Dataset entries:
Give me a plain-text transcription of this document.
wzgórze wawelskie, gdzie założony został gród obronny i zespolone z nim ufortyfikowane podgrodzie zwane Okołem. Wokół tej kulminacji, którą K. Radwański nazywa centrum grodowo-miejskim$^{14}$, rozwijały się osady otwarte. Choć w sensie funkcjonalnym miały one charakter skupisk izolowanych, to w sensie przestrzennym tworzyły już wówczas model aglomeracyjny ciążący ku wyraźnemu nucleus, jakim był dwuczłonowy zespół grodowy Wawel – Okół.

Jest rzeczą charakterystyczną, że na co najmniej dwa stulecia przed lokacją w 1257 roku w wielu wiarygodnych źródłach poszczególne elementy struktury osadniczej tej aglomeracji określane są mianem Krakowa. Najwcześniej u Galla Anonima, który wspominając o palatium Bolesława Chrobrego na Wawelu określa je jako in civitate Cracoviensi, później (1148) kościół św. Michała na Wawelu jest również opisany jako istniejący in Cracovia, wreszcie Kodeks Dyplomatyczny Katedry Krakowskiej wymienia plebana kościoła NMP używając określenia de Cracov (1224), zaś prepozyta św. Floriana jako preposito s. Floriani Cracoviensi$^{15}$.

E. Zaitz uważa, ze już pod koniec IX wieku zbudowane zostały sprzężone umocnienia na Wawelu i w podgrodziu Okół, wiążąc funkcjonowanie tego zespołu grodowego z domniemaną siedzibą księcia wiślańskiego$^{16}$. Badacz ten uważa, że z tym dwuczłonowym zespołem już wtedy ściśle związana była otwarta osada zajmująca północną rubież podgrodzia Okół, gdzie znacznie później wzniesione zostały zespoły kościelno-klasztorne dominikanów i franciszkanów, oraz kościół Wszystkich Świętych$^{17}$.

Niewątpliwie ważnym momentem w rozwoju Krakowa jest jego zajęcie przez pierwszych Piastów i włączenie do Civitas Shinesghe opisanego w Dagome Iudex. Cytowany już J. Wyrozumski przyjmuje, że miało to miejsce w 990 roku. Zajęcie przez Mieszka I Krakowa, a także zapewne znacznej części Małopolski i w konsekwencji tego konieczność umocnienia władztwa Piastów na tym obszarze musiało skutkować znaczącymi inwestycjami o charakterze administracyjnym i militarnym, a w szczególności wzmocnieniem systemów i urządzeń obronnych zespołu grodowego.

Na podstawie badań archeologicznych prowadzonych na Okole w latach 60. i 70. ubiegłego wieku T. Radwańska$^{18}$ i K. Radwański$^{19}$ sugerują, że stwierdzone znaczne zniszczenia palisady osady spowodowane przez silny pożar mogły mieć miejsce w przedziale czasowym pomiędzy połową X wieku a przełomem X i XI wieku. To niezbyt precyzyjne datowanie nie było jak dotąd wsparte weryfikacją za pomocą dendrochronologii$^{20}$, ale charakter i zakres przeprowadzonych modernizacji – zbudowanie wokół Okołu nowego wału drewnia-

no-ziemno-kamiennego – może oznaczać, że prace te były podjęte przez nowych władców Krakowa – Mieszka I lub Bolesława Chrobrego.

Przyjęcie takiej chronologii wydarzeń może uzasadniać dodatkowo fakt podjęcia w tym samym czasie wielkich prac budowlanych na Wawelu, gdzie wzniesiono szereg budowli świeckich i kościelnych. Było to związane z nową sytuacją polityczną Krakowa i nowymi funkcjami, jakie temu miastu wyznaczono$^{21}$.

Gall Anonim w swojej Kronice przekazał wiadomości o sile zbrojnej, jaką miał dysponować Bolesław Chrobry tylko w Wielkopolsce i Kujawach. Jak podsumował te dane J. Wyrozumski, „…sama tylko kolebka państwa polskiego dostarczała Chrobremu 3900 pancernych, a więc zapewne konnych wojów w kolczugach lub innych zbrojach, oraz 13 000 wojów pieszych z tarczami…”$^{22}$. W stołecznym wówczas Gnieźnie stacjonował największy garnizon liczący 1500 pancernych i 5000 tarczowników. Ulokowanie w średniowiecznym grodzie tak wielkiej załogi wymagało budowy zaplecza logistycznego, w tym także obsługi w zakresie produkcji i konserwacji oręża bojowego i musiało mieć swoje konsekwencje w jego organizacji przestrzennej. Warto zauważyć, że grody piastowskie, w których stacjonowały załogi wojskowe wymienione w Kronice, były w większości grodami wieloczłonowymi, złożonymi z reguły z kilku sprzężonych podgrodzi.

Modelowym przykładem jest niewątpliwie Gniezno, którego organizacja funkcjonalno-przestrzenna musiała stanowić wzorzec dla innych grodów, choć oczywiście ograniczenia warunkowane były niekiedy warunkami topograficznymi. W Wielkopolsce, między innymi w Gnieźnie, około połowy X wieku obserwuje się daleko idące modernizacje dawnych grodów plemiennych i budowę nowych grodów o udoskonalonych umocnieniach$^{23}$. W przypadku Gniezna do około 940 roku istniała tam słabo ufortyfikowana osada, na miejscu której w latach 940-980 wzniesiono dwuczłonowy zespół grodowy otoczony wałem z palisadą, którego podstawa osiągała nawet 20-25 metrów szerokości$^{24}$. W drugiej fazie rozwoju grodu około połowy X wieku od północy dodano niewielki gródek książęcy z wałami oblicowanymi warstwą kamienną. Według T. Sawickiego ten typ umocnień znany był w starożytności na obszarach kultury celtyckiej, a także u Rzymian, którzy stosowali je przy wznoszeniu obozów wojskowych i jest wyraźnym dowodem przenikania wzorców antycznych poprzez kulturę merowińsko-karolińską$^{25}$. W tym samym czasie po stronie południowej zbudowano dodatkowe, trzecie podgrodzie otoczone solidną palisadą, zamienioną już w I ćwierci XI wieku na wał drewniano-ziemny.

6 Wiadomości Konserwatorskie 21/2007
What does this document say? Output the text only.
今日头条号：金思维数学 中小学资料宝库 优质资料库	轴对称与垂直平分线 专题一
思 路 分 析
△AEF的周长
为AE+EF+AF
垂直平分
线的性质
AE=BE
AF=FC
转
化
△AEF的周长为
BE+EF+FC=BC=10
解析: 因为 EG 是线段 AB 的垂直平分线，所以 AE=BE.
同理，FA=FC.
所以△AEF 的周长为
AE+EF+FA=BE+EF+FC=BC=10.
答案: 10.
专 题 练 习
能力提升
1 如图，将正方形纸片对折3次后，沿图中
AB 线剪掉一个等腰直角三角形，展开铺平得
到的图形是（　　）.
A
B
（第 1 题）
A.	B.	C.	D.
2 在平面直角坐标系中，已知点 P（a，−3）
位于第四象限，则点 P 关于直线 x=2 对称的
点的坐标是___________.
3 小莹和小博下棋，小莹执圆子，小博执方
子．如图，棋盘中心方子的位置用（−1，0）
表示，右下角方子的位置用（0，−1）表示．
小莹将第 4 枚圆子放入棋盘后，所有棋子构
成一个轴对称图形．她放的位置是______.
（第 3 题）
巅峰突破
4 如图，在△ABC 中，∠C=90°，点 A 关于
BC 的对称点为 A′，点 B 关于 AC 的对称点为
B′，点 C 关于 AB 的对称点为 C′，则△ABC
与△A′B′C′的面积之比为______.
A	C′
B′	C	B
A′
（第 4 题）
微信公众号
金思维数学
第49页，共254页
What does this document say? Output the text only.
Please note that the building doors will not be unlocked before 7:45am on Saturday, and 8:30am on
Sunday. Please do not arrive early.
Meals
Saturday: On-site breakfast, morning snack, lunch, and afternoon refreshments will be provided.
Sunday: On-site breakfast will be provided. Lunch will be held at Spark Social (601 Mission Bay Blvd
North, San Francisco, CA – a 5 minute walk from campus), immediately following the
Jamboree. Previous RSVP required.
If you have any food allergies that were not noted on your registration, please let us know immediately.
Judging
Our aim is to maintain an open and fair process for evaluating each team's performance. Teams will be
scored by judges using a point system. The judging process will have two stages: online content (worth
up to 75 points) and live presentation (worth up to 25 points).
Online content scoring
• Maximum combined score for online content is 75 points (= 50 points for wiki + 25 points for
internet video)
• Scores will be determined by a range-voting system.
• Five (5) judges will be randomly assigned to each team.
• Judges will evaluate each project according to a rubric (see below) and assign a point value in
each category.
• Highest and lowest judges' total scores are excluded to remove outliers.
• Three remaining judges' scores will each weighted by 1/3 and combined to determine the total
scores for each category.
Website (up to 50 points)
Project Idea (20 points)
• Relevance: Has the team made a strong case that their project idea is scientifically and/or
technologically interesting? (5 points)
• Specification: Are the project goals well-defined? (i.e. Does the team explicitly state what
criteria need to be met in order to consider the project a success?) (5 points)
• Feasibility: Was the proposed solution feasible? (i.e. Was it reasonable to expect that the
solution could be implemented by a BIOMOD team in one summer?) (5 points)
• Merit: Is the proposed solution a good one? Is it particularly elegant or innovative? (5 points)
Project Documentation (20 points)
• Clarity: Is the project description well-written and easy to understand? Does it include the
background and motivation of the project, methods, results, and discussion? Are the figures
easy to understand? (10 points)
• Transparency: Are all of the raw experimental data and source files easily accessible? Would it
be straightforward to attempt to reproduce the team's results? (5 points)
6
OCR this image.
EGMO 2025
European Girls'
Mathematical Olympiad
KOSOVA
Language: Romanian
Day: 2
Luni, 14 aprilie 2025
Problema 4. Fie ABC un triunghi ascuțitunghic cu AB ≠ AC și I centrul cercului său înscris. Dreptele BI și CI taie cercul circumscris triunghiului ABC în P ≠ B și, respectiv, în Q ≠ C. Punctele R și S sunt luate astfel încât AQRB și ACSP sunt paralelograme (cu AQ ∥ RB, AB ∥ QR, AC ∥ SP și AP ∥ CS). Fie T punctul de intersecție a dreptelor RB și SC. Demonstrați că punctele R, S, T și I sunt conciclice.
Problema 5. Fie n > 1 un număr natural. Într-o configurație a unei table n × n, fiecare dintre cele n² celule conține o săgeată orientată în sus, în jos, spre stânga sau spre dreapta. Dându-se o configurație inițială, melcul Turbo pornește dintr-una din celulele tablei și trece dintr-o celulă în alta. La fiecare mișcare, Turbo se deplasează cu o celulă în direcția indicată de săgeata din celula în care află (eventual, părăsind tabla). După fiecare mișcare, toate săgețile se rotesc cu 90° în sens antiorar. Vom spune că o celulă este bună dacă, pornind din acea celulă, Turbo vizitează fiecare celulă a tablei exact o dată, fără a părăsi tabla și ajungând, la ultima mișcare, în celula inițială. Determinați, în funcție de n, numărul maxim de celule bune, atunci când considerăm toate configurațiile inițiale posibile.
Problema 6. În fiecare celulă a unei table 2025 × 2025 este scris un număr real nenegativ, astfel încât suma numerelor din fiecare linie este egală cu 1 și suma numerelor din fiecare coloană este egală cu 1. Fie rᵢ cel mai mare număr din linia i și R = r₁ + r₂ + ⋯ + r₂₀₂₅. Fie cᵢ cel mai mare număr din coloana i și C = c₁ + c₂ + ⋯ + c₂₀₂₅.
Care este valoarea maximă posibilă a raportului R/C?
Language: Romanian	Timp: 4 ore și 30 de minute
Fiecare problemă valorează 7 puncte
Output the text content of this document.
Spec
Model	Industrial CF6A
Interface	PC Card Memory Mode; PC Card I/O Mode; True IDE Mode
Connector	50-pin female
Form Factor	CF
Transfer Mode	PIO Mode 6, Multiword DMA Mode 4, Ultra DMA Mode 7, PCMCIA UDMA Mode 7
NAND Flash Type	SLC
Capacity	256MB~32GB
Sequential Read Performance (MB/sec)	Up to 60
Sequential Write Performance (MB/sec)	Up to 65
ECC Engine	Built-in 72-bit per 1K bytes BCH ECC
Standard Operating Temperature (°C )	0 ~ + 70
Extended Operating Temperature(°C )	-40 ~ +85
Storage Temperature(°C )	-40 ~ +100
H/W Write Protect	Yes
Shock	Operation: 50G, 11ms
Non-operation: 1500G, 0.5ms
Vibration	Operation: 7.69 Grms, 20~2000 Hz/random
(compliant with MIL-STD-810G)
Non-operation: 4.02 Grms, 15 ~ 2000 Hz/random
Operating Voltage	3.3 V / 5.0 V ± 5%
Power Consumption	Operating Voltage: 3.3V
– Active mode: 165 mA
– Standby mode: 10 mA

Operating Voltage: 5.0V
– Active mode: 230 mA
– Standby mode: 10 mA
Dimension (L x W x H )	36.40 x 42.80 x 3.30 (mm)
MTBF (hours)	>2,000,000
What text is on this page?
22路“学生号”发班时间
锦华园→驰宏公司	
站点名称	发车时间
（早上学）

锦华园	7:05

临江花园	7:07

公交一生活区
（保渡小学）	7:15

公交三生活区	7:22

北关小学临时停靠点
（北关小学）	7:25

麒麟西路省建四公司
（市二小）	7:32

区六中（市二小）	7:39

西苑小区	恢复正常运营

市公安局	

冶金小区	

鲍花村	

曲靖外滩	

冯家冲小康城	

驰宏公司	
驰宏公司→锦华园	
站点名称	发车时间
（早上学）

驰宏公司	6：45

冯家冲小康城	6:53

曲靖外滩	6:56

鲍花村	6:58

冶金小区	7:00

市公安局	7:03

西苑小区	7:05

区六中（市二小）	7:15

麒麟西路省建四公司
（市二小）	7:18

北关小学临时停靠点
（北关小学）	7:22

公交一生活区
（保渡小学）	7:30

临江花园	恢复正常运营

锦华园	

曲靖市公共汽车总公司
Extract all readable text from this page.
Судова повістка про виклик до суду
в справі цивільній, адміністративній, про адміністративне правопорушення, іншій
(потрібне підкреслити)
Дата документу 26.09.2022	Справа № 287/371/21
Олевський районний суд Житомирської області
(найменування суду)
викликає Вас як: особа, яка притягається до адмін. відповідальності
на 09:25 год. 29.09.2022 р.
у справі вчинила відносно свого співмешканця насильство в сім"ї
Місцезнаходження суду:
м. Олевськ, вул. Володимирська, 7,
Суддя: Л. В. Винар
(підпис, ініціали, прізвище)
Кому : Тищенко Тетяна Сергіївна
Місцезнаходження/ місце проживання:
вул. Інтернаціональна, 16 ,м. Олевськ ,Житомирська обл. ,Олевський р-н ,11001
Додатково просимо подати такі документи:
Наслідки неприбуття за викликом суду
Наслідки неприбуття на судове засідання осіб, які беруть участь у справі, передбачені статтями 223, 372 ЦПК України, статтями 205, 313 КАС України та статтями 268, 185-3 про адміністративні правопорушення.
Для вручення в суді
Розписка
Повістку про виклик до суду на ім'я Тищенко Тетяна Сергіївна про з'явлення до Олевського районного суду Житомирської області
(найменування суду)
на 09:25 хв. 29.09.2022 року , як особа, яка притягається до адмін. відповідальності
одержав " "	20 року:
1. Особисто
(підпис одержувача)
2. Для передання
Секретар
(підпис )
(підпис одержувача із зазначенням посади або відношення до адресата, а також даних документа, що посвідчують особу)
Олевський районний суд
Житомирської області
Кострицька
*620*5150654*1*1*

### WRITTEN INSTRUCTION
Show the lines where the word "Voltage" appears in the entries.

### TASK ANSWER
Operating Voltage	3.3 V / 5.0 V ± 5%
Power Consumption	Operating Voltage: 3.3V
Operating Voltage: 5.0V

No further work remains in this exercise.